Answer with one number only: the number of lines that contain "name".

-- Begin Data --

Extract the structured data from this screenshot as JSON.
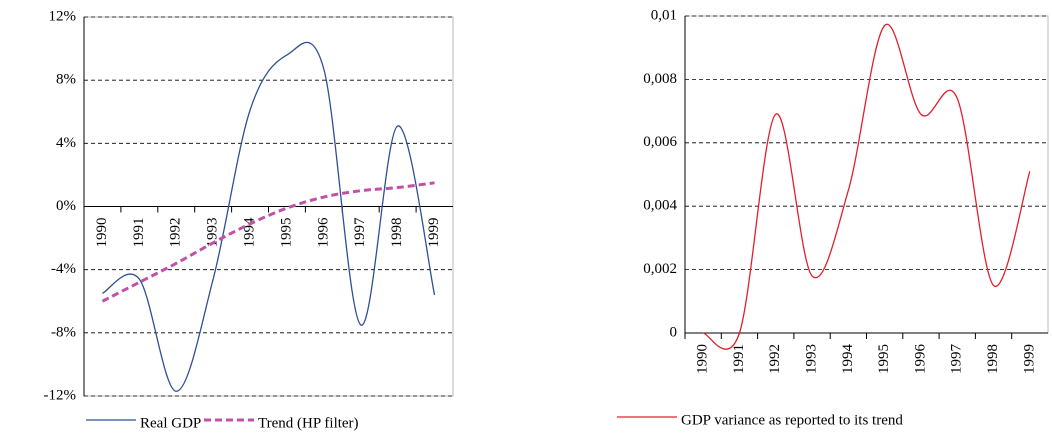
{
  "chart_data": [
    {
      "type": "line",
      "categories": [
        "1990",
        "1991",
        "1992",
        "1993",
        "1994",
        "1995",
        "1996",
        "1997",
        "1998",
        "1999"
      ],
      "series": [
        {
          "name": "Real GDP",
          "color": "#2e4f96",
          "dashed": false,
          "values": [
            -5.5,
            -4.6,
            -11.7,
            -4.6,
            6.1,
            9.6,
            8.7,
            -7.5,
            5.1,
            -5.6
          ]
        },
        {
          "name": "Trend (HP filter)",
          "color": "#c050a8",
          "dashed": true,
          "values": [
            -6.0,
            -4.8,
            -3.6,
            -2.3,
            -1.1,
            -0.1,
            0.6,
            1.0,
            1.2,
            1.5
          ]
        }
      ],
      "ylim": [
        -12,
        12
      ],
      "yticks": [
        {
          "value": -12,
          "label": "-12%"
        },
        {
          "value": -8,
          "label": "-8%"
        },
        {
          "value": -4,
          "label": "-4%"
        },
        {
          "value": 0,
          "label": "0%"
        },
        {
          "value": 4,
          "label": "4%"
        },
        {
          "value": 8,
          "label": "8%"
        },
        {
          "value": 12,
          "label": "12%"
        }
      ],
      "grid": true
    },
    {
      "type": "line",
      "categories": [
        "1990",
        "1991",
        "1992",
        "1993",
        "1994",
        "1995",
        "1996",
        "1997",
        "1998",
        "1999"
      ],
      "series": [
        {
          "name": "GDP variance as reported to its trend",
          "color": "#e0202a",
          "dashed": false,
          "values": [
            0,
            0,
            0.0069,
            0.0018,
            0.0045,
            0.0097,
            0.0069,
            0.0074,
            0.0015,
            0.0051
          ]
        }
      ],
      "ylim": [
        0,
        0.01
      ],
      "yticks": [
        0,
        {
          "value": 0.002,
          "label": "0,002"
        },
        {
          "value": 0.004,
          "label": "0,004"
        },
        {
          "value": 0.006,
          "label": "0,006"
        },
        {
          "value": 0.008,
          "label": "0,008"
        },
        {
          "value": 0.01,
          "label": "0,01"
        }
      ],
      "grid": true
    }
  ]
}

-- End Data --

- _Result of this exercise_
3